● **Exercise objective**: Extract every line below, verbatim.

═══ Given records

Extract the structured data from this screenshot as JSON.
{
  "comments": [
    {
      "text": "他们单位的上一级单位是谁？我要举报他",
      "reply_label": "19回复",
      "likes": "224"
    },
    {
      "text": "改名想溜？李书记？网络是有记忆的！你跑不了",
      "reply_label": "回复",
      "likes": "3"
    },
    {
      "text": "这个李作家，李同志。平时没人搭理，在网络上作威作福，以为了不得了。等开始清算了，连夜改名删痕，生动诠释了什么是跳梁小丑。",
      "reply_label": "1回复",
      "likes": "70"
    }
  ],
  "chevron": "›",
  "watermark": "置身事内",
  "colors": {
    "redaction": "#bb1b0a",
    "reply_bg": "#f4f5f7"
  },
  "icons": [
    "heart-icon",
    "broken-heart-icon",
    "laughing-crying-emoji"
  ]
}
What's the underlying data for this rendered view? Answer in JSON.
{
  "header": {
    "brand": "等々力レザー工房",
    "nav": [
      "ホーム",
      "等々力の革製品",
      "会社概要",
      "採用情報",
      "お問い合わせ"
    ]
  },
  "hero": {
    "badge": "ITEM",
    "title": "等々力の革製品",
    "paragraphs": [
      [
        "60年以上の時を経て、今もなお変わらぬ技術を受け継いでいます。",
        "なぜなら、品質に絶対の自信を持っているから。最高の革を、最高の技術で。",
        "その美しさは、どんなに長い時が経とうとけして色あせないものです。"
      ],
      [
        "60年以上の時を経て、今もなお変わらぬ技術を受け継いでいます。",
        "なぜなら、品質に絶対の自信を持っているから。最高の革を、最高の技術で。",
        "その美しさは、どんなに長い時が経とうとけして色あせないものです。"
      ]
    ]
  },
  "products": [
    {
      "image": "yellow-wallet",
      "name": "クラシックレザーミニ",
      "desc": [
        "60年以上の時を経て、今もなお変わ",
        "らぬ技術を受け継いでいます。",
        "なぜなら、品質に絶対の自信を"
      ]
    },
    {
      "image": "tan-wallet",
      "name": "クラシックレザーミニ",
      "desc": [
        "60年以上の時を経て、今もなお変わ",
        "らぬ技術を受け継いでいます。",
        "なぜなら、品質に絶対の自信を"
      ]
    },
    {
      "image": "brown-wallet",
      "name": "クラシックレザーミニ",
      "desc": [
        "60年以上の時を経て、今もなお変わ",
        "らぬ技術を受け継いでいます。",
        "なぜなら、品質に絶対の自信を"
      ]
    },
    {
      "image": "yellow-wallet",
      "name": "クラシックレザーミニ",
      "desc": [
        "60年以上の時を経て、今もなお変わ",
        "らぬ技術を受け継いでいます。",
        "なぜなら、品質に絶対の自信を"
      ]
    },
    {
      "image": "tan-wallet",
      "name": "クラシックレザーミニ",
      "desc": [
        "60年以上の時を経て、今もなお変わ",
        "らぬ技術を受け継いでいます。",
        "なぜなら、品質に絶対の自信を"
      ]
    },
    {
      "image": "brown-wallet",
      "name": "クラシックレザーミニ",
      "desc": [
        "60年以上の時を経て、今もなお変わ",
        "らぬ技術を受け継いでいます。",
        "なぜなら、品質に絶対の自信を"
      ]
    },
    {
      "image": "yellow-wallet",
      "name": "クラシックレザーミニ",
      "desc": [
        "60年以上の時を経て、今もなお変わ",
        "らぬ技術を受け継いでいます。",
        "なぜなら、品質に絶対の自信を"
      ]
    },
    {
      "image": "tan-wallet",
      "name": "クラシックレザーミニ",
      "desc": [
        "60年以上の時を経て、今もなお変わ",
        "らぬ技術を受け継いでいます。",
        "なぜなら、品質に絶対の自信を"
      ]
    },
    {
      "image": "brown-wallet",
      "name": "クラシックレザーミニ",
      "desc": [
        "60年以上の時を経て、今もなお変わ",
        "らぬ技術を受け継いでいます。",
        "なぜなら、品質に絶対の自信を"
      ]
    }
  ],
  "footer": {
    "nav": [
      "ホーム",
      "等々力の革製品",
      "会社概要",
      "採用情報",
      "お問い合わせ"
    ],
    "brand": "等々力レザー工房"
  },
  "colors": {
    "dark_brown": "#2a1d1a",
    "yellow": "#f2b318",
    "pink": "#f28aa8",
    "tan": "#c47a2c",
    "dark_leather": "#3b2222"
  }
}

══════

● **Problem solution**:
Extract the structured data from this screenshot as JSON.
{
  "comments": [
    {
      "text": "他们单位的上一级单位是谁？我要举报他",
      "reply_label": "19回复",
      "likes": "224"
    },
    {
      "text": "改名想溜？李书记？网络是有记忆的！你跑不了",
      "reply_label": "回复",
      "likes": "3"
    },
    {
      "text": "这个李作家，李同志。平时没人搭理，在网络上作威作福，以为了不得了。等开始清算了，连夜改名删痕，生动诠释了什么是跳梁小丑。",
      "reply_label": "1回复",
      "likes": "70"
    }
  ],
  "chevron": "›",
  "watermark": "置身事内",
  "colors": {
    "redaction": "#bb1b0a",
    "reply_bg": "#f4f5f7"
  },
  "icons": [
    "heart-icon",
    "broken-heart-icon",
    "laughing-crying-emoji"
  ]
}
What's the underlying data for this rendered view? Answer in JSON.
{
  "header": {
    "brand": "等々力レザー工房",
    "nav": [
      "ホーム",
      "等々力の革製品",
      "会社概要",
      "採用情報",
      "お問い合わせ"
    ]
  },
  "hero": {
    "badge": "ITEM",
    "title": "等々力の革製品",
    "paragraphs": [
      [
        "60年以上の時を経て、今もなお変わらぬ技術を受け継いでいます。",
        "なぜなら、品質に絶対の自信を持っているから。最高の革を、最高の技術で。",
        "その美しさは、どんなに長い時が経とうとけして色あせないものです。"
      ],
      [
        "60年以上の時を経て、今もなお変わらぬ技術を受け継いでいます。",
        "なぜなら、品質に絶対の自信を持っているから。最高の革を、最高の技術で。",
        "その美しさは、どんなに長い時が経とうとけして色あせないものです。"
      ]
    ]
  },
  "products": [
    {
      "image": "yellow-wallet",
      "name": "クラシックレザーミニ",
      "desc": [
        "60年以上の時を経て、今もなお変わ",
        "らぬ技術を受け継いでいます。",
        "なぜなら、品質に絶対の自信を"
      ]
    },
    {
      "image": "tan-wallet",
      "name": "クラシックレザーミニ",
      "desc": [
        "60年以上の時を経て、今もなお変わ",
        "らぬ技術を受け継いでいます。",
        "なぜなら、品質に絶対の自信を"
      ]
    },
    {
      "image": "brown-wallet",
      "name": "クラシックレザーミニ",
      "desc": [
        "60年以上の時を経て、今もなお変わ",
        "らぬ技術を受け継いでいます。",
        "なぜなら、品質に絶対の自信を"
      ]
    },
    {
      "image": "yellow-wallet",
      "name": "クラシックレザーミニ",
      "desc": [
        "60年以上の時を経て、今もなお変わ",
        "らぬ技術を受け継いでいます。",
        "なぜなら、品質に絶対の自信を"
      ]
    },
    {
      "image": "tan-wallet",
      "name": "クラシックレザーミニ",
      "desc": [
        "60年以上の時を経て、今もなお変わ",
        "らぬ技術を受け継いでいます。",
        "なぜなら、品質に絶対の自信を"
      ]
    },
    {
      "image": "brown-wallet",
      "name": "クラシックレザーミニ",
      "desc": [
        "60年以上の時を経て、今もなお変わ",
        "らぬ技術を受け継いでいます。",
        "なぜなら、品質に絶対の自信を"
      ]
    },
    {
      "image": "yellow-wallet",
      "name": "クラシックレザーミニ",
      "desc": [
        "60年以上の時を経て、今もなお変わ",
        "らぬ技術を受け継いでいます。",
        "なぜなら、品質に絶対の自信を"
      ]
    },
    {
      "image": "tan-wallet",
      "name": "クラシックレザーミニ",
      "desc": [
        "60年以上の時を経て、今もなお変わ",
        "らぬ技術を受け継いでいます。",
        "なぜなら、品質に絶対の自信を"
      ]
    },
    {
      "image": "brown-wallet",
      "name": "クラシックレザーミニ",
      "desc": [
        "60年以上の時を経て、今もなお変わ",
        "らぬ技術を受け継いでいます。",
        "なぜなら、品質に絶対の自信を"
      ]
    }
  ],
  "footer": {
    "nav": [
      "ホーム",
      "等々力の革製品",
      "会社概要",
      "採用情報",
      "お問い合わせ"
    ],
    "brand": "等々力レザー工房"
  },
  "colors": {
    "dark_brown": "#2a1d1a",
    "yellow": "#f2b318",
    "pink": "#f28aa8",
    "tan": "#c47a2c",
    "dark_leather": "#3b2222"
  }
}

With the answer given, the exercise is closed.